- Task to complete
Copy out every line containing the word "this".
[Start Records to use]
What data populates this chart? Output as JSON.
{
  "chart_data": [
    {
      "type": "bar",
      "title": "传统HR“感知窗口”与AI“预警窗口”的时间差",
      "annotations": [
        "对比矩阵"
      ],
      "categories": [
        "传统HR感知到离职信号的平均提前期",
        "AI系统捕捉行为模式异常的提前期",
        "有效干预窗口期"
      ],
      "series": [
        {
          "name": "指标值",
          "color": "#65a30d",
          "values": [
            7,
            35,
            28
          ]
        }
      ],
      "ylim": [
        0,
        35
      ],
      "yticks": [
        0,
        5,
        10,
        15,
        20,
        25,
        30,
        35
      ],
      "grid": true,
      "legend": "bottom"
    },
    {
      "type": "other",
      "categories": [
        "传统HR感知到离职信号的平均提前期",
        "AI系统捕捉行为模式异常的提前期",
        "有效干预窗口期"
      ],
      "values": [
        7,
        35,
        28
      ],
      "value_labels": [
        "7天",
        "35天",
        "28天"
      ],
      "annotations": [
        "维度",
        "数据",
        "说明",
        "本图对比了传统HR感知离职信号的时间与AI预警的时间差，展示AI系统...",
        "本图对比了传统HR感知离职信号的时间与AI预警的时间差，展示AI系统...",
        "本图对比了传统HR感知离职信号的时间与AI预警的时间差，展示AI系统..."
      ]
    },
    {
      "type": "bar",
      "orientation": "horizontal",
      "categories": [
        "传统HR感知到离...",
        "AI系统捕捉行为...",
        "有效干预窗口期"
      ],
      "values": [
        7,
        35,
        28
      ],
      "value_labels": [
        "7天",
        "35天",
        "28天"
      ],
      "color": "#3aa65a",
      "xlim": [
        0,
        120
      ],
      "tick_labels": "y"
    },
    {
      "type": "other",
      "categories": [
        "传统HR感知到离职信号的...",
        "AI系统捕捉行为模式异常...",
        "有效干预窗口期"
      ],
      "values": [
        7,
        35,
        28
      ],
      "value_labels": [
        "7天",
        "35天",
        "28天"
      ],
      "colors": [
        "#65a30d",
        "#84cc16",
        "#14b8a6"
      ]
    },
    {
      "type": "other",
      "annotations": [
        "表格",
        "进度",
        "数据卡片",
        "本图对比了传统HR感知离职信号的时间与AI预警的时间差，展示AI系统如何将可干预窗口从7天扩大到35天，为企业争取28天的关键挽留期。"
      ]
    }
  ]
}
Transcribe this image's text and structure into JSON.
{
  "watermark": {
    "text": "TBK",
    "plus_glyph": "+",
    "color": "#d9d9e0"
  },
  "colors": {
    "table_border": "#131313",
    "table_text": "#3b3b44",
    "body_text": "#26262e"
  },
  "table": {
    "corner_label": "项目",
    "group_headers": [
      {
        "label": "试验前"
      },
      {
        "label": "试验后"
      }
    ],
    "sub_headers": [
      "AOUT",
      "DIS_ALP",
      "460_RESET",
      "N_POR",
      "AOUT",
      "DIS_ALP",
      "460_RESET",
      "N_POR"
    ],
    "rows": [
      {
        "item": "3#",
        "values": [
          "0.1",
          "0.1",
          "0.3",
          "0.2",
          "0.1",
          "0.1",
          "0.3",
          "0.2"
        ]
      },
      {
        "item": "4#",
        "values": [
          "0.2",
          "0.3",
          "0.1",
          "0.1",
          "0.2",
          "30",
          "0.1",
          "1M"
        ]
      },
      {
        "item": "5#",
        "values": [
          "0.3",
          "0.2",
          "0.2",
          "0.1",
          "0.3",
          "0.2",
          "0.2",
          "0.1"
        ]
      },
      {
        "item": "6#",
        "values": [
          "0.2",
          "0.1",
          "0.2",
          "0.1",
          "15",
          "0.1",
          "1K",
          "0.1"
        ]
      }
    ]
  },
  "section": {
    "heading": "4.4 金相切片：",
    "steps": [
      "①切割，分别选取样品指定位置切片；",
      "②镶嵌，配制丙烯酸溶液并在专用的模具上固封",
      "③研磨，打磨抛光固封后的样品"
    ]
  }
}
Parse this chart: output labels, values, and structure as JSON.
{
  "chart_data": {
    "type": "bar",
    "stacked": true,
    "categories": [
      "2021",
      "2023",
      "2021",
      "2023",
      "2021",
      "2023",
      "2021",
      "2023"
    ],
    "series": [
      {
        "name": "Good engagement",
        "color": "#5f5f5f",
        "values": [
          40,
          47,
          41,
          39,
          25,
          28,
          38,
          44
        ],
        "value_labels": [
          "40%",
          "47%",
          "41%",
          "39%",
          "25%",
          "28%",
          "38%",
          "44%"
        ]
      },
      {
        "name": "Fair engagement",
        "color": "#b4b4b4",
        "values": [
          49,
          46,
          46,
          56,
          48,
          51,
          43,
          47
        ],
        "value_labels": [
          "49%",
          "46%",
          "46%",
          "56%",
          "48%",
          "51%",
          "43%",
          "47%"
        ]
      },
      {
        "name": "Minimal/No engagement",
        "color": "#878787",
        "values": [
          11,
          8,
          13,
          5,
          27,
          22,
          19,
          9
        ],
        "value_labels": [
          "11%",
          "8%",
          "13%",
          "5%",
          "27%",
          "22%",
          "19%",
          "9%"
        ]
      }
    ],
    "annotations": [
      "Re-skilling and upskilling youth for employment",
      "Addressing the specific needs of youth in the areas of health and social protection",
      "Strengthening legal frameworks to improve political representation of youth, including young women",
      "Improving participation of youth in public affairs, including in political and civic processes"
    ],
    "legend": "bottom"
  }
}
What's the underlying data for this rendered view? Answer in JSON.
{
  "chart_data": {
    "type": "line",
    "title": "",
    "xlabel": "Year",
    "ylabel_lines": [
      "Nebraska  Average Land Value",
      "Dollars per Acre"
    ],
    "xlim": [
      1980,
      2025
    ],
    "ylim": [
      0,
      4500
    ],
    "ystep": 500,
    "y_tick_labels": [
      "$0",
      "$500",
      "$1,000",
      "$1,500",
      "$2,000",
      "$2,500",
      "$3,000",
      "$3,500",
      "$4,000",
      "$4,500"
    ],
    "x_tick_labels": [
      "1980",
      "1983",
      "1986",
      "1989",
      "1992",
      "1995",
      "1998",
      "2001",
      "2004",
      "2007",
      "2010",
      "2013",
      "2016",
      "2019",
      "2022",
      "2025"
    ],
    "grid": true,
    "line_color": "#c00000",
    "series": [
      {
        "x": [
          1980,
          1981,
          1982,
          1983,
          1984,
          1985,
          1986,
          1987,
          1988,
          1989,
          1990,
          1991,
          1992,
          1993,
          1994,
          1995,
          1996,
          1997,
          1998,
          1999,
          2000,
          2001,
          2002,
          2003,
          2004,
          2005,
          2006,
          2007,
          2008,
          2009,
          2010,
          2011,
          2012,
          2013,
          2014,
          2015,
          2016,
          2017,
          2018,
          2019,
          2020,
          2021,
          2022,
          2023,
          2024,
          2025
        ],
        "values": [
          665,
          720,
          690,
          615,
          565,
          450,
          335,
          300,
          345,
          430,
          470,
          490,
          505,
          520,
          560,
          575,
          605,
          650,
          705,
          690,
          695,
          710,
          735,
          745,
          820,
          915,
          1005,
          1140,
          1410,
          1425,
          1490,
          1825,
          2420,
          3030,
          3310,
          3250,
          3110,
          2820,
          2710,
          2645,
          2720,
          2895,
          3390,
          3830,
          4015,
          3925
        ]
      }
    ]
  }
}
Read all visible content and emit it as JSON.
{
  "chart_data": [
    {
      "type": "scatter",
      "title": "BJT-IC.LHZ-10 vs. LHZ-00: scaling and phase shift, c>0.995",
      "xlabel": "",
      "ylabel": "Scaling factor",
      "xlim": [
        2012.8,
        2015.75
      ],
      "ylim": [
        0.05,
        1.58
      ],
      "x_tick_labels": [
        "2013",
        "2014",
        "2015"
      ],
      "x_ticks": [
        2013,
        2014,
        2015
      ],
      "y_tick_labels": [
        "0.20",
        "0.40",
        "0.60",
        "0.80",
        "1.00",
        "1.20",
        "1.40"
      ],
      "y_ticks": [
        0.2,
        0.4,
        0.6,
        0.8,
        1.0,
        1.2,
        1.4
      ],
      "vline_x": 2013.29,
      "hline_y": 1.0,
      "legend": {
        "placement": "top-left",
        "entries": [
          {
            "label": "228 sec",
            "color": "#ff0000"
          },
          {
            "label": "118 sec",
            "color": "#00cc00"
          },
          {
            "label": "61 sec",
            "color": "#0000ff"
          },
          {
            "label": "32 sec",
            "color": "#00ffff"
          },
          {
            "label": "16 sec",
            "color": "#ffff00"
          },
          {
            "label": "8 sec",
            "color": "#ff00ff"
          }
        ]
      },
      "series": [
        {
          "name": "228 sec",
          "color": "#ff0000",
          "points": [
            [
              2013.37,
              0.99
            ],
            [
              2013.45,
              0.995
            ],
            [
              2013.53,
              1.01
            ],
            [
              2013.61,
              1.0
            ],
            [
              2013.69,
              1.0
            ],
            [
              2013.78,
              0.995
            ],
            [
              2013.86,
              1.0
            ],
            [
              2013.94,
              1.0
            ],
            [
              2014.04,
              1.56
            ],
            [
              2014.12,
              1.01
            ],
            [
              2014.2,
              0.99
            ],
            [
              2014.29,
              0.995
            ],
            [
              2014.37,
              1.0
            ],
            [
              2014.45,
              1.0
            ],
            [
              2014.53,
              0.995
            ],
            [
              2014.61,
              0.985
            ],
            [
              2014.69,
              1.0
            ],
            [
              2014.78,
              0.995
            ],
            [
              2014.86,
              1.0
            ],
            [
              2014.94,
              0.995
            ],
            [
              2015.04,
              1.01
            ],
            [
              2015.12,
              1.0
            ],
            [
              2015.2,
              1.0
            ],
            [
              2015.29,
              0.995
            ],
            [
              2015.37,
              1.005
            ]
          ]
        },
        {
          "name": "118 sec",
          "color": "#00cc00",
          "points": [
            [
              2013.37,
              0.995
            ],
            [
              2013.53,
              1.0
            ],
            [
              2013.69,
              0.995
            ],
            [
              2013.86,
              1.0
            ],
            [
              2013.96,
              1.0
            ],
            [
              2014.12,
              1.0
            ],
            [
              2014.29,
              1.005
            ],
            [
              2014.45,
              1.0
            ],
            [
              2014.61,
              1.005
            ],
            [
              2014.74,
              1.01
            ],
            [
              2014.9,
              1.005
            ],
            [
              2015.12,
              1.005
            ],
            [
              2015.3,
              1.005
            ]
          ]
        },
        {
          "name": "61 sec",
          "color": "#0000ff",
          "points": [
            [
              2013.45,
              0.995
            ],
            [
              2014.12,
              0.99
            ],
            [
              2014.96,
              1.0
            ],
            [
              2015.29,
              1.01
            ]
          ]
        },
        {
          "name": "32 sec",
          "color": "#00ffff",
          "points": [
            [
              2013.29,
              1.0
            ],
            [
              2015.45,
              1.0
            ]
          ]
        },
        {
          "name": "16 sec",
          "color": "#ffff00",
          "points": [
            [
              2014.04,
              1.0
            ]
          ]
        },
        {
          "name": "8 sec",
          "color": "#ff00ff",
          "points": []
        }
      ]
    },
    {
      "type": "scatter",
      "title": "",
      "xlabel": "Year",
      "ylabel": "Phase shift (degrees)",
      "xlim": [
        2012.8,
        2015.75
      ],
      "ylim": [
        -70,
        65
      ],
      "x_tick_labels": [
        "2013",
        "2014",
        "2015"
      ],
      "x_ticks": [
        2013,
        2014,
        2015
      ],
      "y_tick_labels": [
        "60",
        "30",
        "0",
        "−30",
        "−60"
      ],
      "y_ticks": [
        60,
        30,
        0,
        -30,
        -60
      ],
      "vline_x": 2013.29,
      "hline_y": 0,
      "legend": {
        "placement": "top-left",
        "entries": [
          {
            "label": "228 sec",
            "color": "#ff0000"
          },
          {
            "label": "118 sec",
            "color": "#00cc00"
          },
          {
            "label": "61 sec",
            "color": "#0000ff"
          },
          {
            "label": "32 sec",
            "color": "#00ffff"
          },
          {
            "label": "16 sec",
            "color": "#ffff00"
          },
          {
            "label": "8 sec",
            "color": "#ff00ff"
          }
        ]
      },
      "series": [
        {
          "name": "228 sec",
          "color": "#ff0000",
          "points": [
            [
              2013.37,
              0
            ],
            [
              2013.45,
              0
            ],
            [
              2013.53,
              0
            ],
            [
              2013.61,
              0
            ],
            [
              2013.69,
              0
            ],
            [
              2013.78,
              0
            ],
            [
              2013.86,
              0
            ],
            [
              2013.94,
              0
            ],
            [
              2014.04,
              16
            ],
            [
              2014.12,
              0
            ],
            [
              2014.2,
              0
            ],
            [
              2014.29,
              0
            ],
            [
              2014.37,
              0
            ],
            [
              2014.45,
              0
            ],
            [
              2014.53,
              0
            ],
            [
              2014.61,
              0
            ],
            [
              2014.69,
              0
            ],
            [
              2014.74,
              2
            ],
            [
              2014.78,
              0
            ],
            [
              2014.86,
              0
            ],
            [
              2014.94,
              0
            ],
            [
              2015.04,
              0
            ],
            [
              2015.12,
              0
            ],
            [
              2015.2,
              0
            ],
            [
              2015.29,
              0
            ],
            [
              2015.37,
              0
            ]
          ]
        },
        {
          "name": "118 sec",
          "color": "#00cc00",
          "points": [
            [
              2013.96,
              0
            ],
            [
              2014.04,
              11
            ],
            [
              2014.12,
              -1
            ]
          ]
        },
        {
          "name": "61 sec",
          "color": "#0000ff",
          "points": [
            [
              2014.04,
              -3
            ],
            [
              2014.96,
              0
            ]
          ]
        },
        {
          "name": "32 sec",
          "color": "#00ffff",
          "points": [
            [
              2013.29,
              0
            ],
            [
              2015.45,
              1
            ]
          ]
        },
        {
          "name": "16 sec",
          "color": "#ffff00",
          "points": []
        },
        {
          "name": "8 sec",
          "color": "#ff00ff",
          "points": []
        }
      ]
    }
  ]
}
[End Records to use]
- Answer in full
What data populates this chart? Output as JSON.
Transcribe this image's text and structure into JSON.
Parse this chart: output labels, values, and structure as JSON.
What's the underlying data for this rendered view? Answer in JSON.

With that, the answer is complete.